> [What to produce] Look through the lines below and extract each one that contains "chartered".

> [Dataset excerpts]
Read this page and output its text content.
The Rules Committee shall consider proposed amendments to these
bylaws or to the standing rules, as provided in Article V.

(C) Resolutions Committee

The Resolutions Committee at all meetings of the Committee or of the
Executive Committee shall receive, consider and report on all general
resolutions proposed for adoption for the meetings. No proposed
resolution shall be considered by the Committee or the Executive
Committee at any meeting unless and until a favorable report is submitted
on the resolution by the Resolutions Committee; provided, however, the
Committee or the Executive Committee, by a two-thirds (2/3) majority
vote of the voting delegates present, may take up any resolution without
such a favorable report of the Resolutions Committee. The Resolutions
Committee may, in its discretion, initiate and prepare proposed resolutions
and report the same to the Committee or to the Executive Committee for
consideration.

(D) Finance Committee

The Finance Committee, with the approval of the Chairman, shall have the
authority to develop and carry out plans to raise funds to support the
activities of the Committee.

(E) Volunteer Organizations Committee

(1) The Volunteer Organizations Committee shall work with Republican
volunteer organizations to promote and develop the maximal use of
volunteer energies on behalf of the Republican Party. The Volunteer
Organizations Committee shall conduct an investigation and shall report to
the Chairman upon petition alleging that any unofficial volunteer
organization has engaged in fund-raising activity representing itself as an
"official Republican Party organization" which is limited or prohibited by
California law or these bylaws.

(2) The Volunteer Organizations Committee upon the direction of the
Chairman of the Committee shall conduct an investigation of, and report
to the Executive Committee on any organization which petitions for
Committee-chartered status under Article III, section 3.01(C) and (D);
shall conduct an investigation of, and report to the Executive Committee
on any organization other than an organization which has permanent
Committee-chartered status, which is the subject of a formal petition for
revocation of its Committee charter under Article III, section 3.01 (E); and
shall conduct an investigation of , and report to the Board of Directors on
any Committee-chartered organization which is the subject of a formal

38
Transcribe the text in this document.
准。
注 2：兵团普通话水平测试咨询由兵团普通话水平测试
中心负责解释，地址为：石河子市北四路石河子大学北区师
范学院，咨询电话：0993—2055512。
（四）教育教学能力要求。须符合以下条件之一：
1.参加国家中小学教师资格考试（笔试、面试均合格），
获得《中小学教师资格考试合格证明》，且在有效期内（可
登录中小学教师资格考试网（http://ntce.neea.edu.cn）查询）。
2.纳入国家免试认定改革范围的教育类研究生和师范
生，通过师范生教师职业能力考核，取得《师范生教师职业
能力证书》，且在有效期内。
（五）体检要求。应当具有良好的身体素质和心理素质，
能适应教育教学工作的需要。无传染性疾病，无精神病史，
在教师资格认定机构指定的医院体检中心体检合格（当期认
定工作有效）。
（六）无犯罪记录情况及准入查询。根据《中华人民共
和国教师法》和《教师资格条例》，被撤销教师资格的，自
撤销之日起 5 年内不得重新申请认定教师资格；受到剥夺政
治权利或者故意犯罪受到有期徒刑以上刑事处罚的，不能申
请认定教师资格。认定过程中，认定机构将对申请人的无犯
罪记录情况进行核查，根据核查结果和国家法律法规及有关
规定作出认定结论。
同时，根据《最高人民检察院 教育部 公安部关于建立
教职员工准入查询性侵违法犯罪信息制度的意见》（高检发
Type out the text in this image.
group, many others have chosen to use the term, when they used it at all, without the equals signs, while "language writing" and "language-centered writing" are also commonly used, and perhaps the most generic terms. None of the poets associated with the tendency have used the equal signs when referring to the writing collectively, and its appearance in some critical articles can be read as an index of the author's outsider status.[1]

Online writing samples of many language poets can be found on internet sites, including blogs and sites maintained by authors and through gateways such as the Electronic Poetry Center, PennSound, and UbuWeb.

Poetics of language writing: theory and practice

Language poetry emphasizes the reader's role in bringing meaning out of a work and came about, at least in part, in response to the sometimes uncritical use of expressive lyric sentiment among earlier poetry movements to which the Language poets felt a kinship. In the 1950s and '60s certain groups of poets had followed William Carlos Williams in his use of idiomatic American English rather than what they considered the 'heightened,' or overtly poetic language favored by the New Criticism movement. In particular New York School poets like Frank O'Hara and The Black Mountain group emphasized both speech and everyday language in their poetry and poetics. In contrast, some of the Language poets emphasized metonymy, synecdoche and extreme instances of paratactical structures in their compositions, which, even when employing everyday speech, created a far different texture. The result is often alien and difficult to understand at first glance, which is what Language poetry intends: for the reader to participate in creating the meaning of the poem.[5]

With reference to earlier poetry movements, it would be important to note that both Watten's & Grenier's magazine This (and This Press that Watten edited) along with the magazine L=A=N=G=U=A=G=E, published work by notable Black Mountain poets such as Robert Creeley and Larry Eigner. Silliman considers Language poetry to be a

> [In response]
Committee-chartered status under Article III, section 3.01(C) and (D);
Committee-chartered status, which is the subject of a formal petition for
any Committee-chartered organization which is the subject of a formal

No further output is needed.